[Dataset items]
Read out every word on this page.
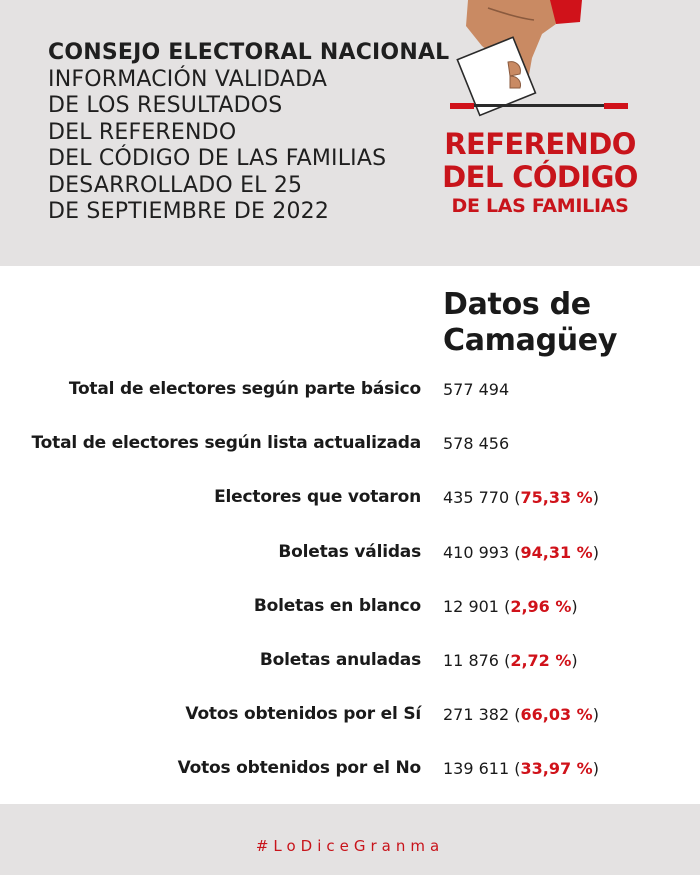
CONSEJO ELECTORAL NACIONAL
INFORMACIÓN VALIDADA
DE LOS RESULTADOS
DEL REFERENDO
DEL CÓDIGO DE LAS FAMILIAS
DESARROLLADO EL 25
DE SEPTIEMBRE DE 2022
REFERENDO
DEL CÓDIGO
DE LAS FAMILIAS
Datos de
Camagüey
Total de electores según parte básico 577 494
Total de electores según lista actualizada 578 456
Electores que votaron 435 770 (75,33 %)
Boletas válidas 410 993 (94,31 %)
Boletas en blanco 12 901 (2,96 %)
Boletas anuladas 11 876 (2,72 %)
Votos obtenidos por el Sí 271 382 (66,03 %)
Votos obtenidos por el No 139 611 (33,97 %)
#LoDiceGranma
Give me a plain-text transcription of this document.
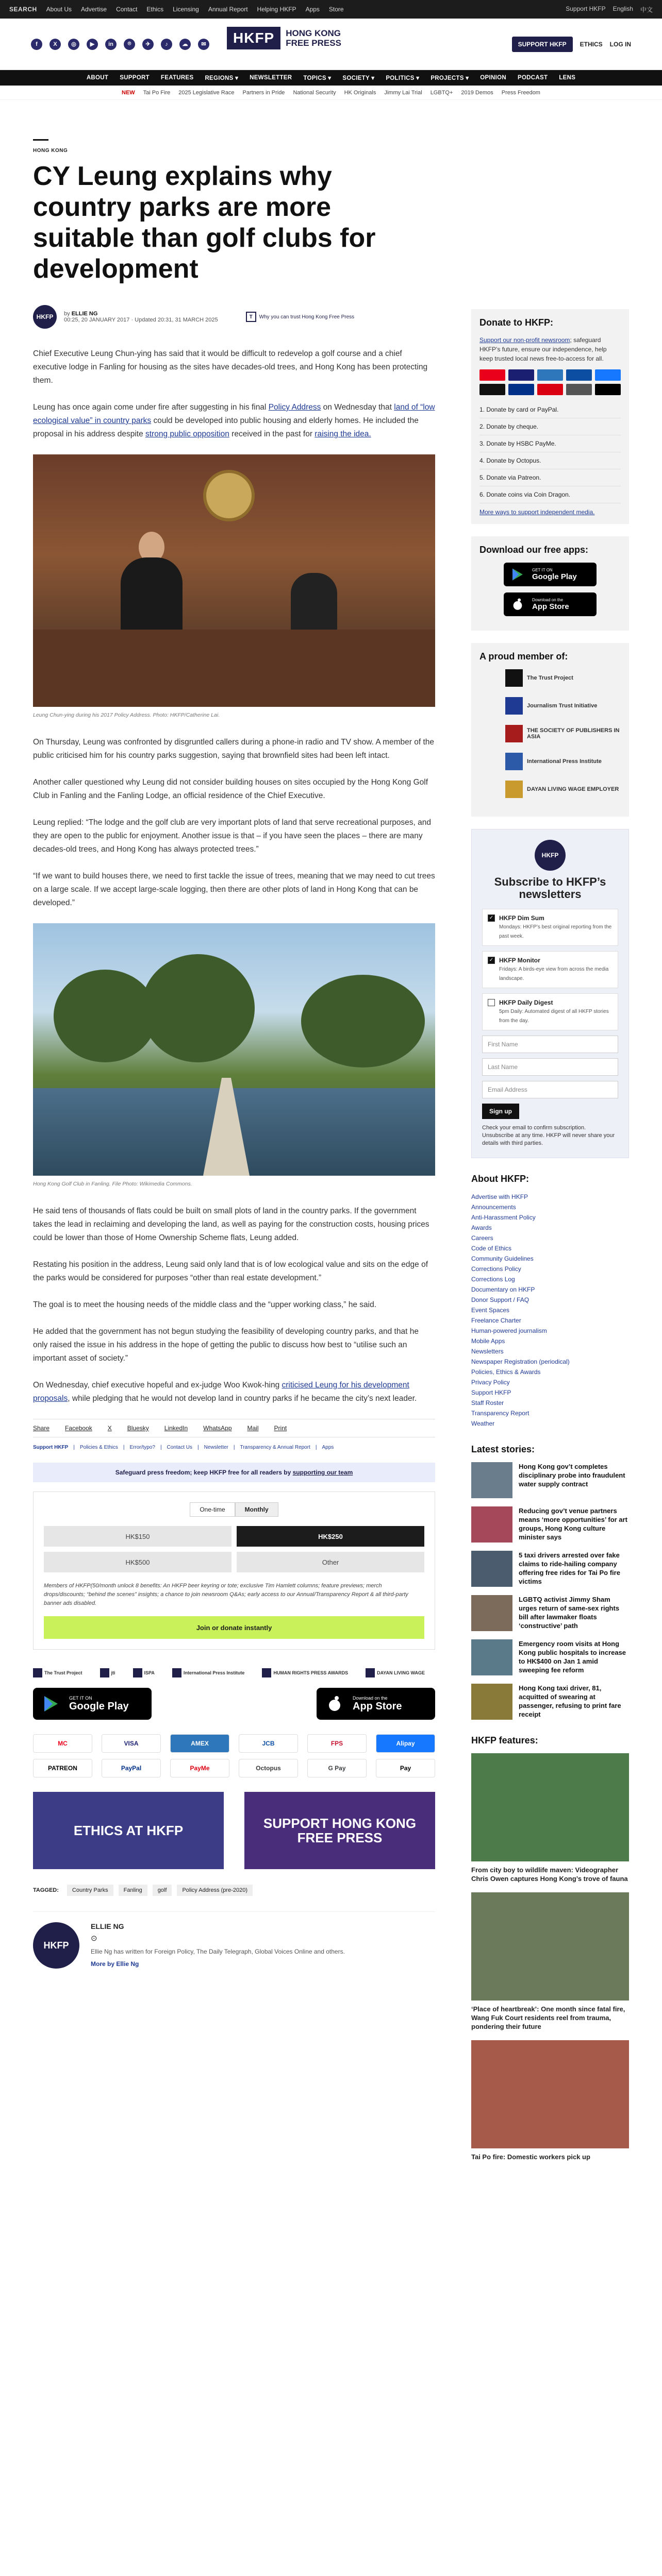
SEARCH About Us Advertise Contact Ethics Licensing Annual Report Helping HKFP Apps Store	Support HKFP English 中文
f	X	◎	▶	in	⌾	✈	♪	☁	✉	HKFP	HONG KONG
FREE PRESS	SUPPORT HKFP	ETHICS LOG IN
ABOUT SUPPORT FEATURES REGIONS ▾ NEWSLETTER TOPICS ▾ SOCIETY ▾ POLITICS ▾ PROJECTS ▾ OPINION PODCAST LENS
NEW Tai Po Fire 2025 Legislative Race Partners in Pride National Security HK Originals Jimmy Lai Trial LGBTQ+ 2019 Demos Press Freedom
HONG KONG
CY Leung explains why country parks are more suitable than golf clubs for development
HKFP	by ELLIE NG
00:25, 20 JANUARY 2017 · Updated 20:31, 31 MARCH 2025	T	Why you can trust Hong Kong Free Press

Chief Executive Leung Chun-ying has said that it would be difficult to redevelop a golf course and a chief executive lodge in Fanling for housing as the sites have decades-old trees, and Hong Kong has been protecting them.

Leung has once again come under fire after suggesting in his final Policy Address on Wednesday that land of “low ecological value” in country parks could be developed into public housing and elderly homes. He included the proposal in his address despite strong public opposition received in the past for raising the idea.

Leung Chun-ying during his 2017 Policy Address. Photo: HKFP/Catherine Lai.

On Thursday, Leung was confronted by disgruntled callers during a phone-in radio and TV show. A member of the public criticised him for his country parks suggestion, saying that brownfield sites had been left intact.

Another caller questioned why Leung did not consider building houses on sites occupied by the Hong Kong Golf Club in Fanling and the Fanling Lodge, an official residence of the Chief Executive.

Leung replied: “The lodge and the golf club are very important plots of land that serve recreational purposes, and they are open to the public for enjoyment. Another issue is that – if you have seen the places – there are many decades-old trees, and Hong Kong has always protected trees.”

“If we want to build houses there, we need to first tackle the issue of trees, meaning that we may need to cut trees on a large scale. If we accept large-scale logging, then there are other plots of land in Hong Kong that can be developed.”

Hong Kong Golf Club in Fanling. File Photo: Wikimedia Commons.

He said tens of thousands of flats could be built on small plots of land in the country parks. If the government takes the lead in reclaiming and developing the land, as well as paying for the construction costs, housing prices could be lower than those of Home Ownership Scheme flats, Leung added.

Restating his position in the address, Leung said only land that is of low ecological value and sits on the edge of the parks would be considered for purposes “other than real estate development.”

The goal is to meet the housing needs of the middle class and the “upper working class,” he said.

He added that the government has not begun studying the feasibility of developing country parks, and that he only raised the issue in his address in the hope of getting the public to discuss how best to “utilise such an important asset of society.”

On Wednesday, chief executive hopeful and ex-judge Woo Kwok-hing criticised Leung for his development proposals, while pledging that he would not develop land in country parks if he became the city’s next leader.

Share	Facebook	X	Bluesky	LinkedIn	WhatsApp	Mail	Print
Support HKFP | Policies & Ethics | Error/typo? | Contact Us | Newsletter | Transparency & Annual Report | Apps
Safeguard press freedom; keep HKFP free for all readers by supporting our team
One-time	Monthly
HK$150	HK$250
HK$500	Other
Members of HKFP(50/month unlock 8 benefits: An HKFP beer keyring or tote; exclusive Tim Hamlett columns; feature previews; merch drops/discounts; “behind the scenes” insights; a chance to join newsroom Q&As; early access to our Annual/Transparency Report & all third-party banner ads disabled.
Join or donate instantly
The Trust Project	jti	ISPA	International Press Institute	HUMAN RIGHTS PRESS AWARDS	DAYAN LIVING WAGE
GET IT ON
Google Play
Download on the
App Store
MC	VISA	AMEX	JCB	FPS	Alipay
PATREON	PayPal	PayMe	Octopus	G Pay	Pay
ETHICS AT HKFP	SUPPORT HONG KONG FREE PRESS
TAGGED:	Country Parks	Fanling	golf	Policy Address (pre-2020)
HKFP
ELLIE NG
⊙
Ellie Ng has written for Foreign Policy, The Daily Telegraph, Global Voices Online and others.
More by Ellie Ng
Donate to HKFP:

Support our non-profit newsroom; safeguard HKFP’s future, ensure our independence, help keep trusted local news free-to-access for all.

1. Donate by card or PayPal.
2. Donate by cheque.
3. Donate by HSBC PayMe.
4. Donate by Octopus.
5. Donate via Patreon.
6. Donate coins via Coin Dragon.
More ways to support independent media.
Download our free apps:
GET IT ON
Google Play
Download on the
App Store
A proud member of:
The Trust Project
Journalism Trust Initiative
THE SOCIETY OF PUBLISHERS IN ASIA
International Press Institute
DAYAN LIVING WAGE EMPLOYER
HKFP
Subscribe to HKFP’s newsletters
✓ HKFP Dim Sum
Mondays: HKFP’s best original reporting from the past week.
✓ HKFP Monitor
Fridays: A birds-eye view from across the media landscape.
HKFP Daily Digest
5pm Daily: Automated digest of all HKFP stories from the day.
First Name
Last Name
Email Address
Sign up
Check your email to confirm subscription. Unsubscribe at any time. HKFP will never share your details with third parties.
About HKFP:
Advertise with HKFP
Announcements
Anti-Harassment Policy
Awards
Careers
Code of Ethics
Community Guidelines
Corrections Policy
Corrections Log
Documentary on HKFP
Donor Support / FAQ
Event Spaces
Freelance Charter
Human-powered journalism
Mobile Apps
Newsletters
Newspaper Registration (periodical)
Policies, Ethics & Awards
Privacy Policy
Support HKFP
Staff Roster
Transparency Report
Weather
Latest stories:
Hong Kong gov’t completes disciplinary probe into fraudulent water supply contract
Reducing gov’t venue partners means ‘more opportunities’ for art groups, Hong Kong culture minister says
5 taxi drivers arrested over fake claims to ride-hailing company offering free rides for Tai Po fire victims
LGBTQ activist Jimmy Sham urges return of same-sex rights bill after lawmaker floats ‘constructive’ path
Emergency room visits at Hong Kong public hospitals to increase to HK$400 on Jan 1 amid sweeping fee reform
Hong Kong taxi driver, 81, acquitted of swearing at passenger, refusing to print fare receipt
HKFP features:
From city boy to wildlife maven: Videographer Chris Owen captures Hong Kong’s trove of fauna
‘Place of heartbreak’: One month since fatal fire, Wang Fuk Court residents reel from trauma, pondering their future
Tai Po fire: Domestic workers pick up
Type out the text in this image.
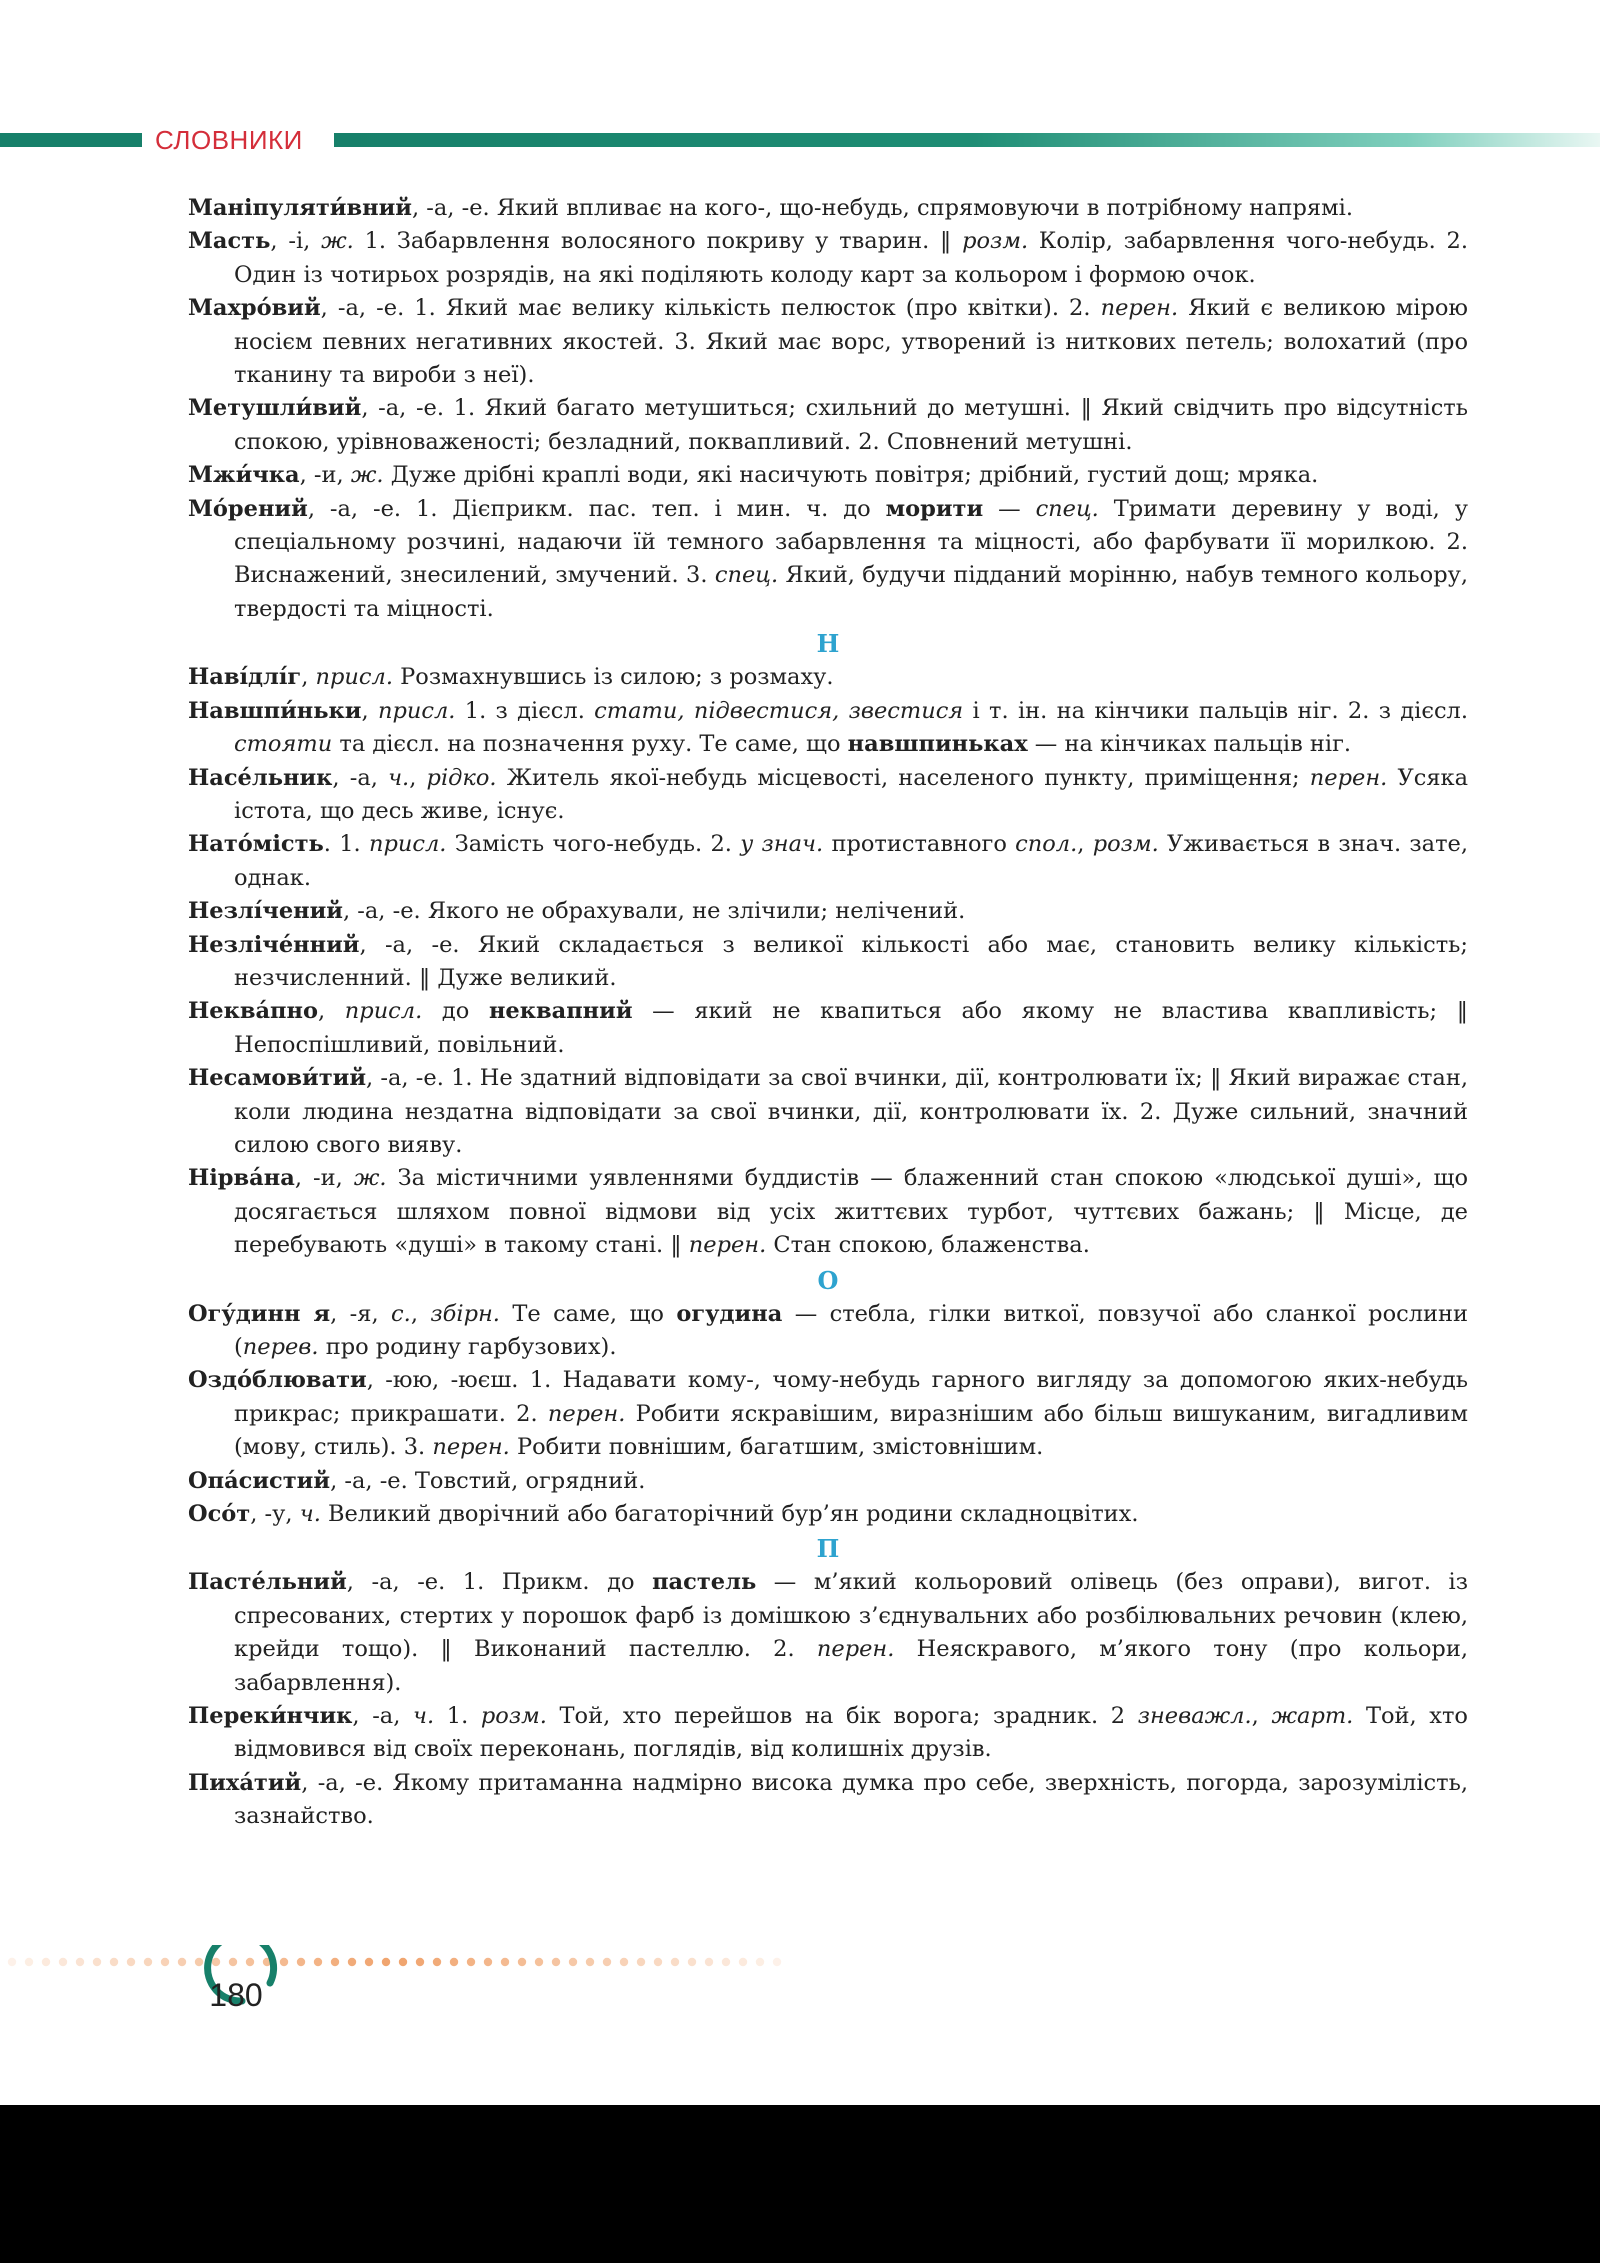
СЛОВНИКИ

Маніпуляти́вний, -а, -е. Який впливає на кого-, що-небудь, спрямовуючи в потрібному напрямі.

Масть, -і, ж. 1. Забарвлення волосяного покриву у тварин. ‖ розм. Колір, забарвлення чого-небудь. 2. Один із чотирьох розрядів, на які поділяють колоду карт за кольором і формою очок.

Махро́вий, -а, -е. 1. Який має велику кількість пелюсток (про квітки). 2. перен. Який є великою мірою носієм певних негативних якостей. 3. Який має ворс, утворений із ниткових петель; волохатий (про тканину та вироби з неї).

Метушли́вий, -а, -е. 1. Який багато метушиться; схильний до метушні. ‖ Який свідчить про відсутність спокою, урівноваженості; безладний, поквапливий. 2. Сповнений метушні.

Мжи́чка, -и, ж. Дуже дрібні краплі води, які насичують повітря; дрібний, густий дощ; мряка.

Мо́рений, -а, -е. 1. Дієприкм. пас. теп. і мин. ч. до морити — спец. Тримати деревину у воді, у спеціальному розчині, надаючи їй темного забарвлення та міцності, або фарбувати її морилкою. 2. Виснажений, знесилений, змучений. 3. спец. Який, будучи підданий морінню, набув темного кольору, твердості та міцності.

Н

Наві́длі́г, присл. Розмахнувшись із силою; з розмаху.

Навшпи́ньки, присл. 1. з дієсл. стати, підвестися, звестися і т. ін. на кінчики пальців ніг. 2. з дієсл. стояти та дієсл. на позначення руху. Те саме, що навшпиньках — на кінчиках пальців ніг.

Насе́льник, -а, ч., рідко. Житель якої-небудь місцевості, населеного пункту, приміщення; перен. Усяка істота, що десь живе, існує.

Нато́мість. 1. присл. Замість чого-небудь. 2. у знач. протиставного спол., розм. Уживається в знач. зате, однак.

Незлі́чений, -а, -е. Якого не обрахували, не злічили; нелічений.

Незліче́нний, -а, -е. Який складається з великої кількості або має, становить велику кількість; незчисленний. ‖ Дуже великий.

Неква́пно, присл. до неквапний — який не квапиться або якому не властива квапливість; ‖ Непоспішливий, повільний.

Несамови́тий, -а, -е. 1. Не здатний відповідати за свої вчинки, дії, контролювати їх; ‖ Який виражає стан, коли людина нездатна відповідати за свої вчинки, дії, контролювати їх. 2. Дуже сильний, значний силою свого вияву.

Нірва́на, -и, ж. За містичними уявленнями буддистів — блаженний стан спокою «людської душі», що досягається шляхом повної відмови від усіх життєвих турбот, чуттєвих бажань; ‖ Місце, де перебувають «душі» в такому стані. ‖ перен. Стан спокою, блаженства.

О

Огу́динн я, -я, с., збірн. Те саме, що огудина — стебла, гілки виткої, повзучої або сланкої рослини (перев. про родину гарбузових).

Оздо́блювати, -юю, -юєш. 1. Надавати кому-, чому-небудь гарного вигляду за допомогою яких-небудь прикрас; прикрашати. 2. перен. Робити яскравішим, виразнішим або більш вишуканим, вигадливим (мову, стиль). 3. перен. Робити повнішим, багатшим, змістовнішим.

Опа́систий, -а, -е. Товстий, огрядний.

Осо́т, -у, ч. Великий дворічний або багаторічний бур’ян родини складноцвітих.

П

Пасте́льний, -а, -е. 1. Прикм. до пастель — м’який кольоровий олівець (без оправи), вигот. із спресованих, стертих у порошок фарб із домішкою з’єднувальних або розбілювальних речовин (клею, крейди тощо). ‖ Виконаний пастеллю. 2. перен. Неяскравого, м’якого тону (про кольори, забарвлення).

Переки́нчик, -а, ч. 1. розм. Той, хто перейшов на бік ворога; зрадник. 2 зневажл., жарт. Той, хто відмовився від своїх переконань, поглядів, від колишніх друзів.

Пиха́тий, -а, -е. Якому притаманна надмірно висока думка про себе, зверхність, погорда, зарозумілість, зазнайство.

180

Task description:
Copy every line of the entries above in which "Total" occurs.

Result for this exercise:
Total de electores según parte básico 577 494
Total de electores según lista actualizada 578 456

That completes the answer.